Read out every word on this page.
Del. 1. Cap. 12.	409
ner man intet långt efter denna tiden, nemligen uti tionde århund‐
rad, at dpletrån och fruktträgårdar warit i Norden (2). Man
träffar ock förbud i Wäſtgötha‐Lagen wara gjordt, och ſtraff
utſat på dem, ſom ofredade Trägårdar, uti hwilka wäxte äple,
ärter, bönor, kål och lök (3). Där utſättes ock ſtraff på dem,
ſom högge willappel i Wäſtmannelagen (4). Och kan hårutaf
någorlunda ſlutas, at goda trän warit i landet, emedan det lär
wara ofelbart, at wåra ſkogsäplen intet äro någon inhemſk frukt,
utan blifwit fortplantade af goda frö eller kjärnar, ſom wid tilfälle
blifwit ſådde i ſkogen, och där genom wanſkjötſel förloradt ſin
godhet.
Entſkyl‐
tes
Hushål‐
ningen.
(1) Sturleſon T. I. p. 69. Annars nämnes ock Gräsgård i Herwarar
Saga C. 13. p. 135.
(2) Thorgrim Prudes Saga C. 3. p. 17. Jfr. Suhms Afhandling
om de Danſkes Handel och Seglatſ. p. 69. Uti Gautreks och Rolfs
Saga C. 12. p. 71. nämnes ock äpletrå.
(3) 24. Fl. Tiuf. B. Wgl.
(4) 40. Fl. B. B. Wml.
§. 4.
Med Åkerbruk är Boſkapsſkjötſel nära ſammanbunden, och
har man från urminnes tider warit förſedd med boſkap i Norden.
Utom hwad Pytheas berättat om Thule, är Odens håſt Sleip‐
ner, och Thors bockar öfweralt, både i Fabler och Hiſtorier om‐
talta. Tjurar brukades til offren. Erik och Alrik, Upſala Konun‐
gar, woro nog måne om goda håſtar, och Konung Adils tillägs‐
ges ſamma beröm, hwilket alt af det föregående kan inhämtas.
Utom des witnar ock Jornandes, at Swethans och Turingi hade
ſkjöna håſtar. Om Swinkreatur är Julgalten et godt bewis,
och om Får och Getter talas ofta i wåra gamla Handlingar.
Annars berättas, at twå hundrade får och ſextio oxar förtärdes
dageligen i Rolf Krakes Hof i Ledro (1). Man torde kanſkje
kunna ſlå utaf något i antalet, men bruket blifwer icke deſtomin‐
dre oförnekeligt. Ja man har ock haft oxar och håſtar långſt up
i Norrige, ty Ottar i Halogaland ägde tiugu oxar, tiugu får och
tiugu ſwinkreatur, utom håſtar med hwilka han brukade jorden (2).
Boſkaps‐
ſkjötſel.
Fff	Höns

# # # # #

* What you should do: Each line above that contains "intet" must be copied out.

* Answer to this problem:
ner man intet långt efter denna tiden, nemligen uti tionde århund‐
wara ofelbart, at wåra ſkogsäplen intet äro någon inhemſk frukt,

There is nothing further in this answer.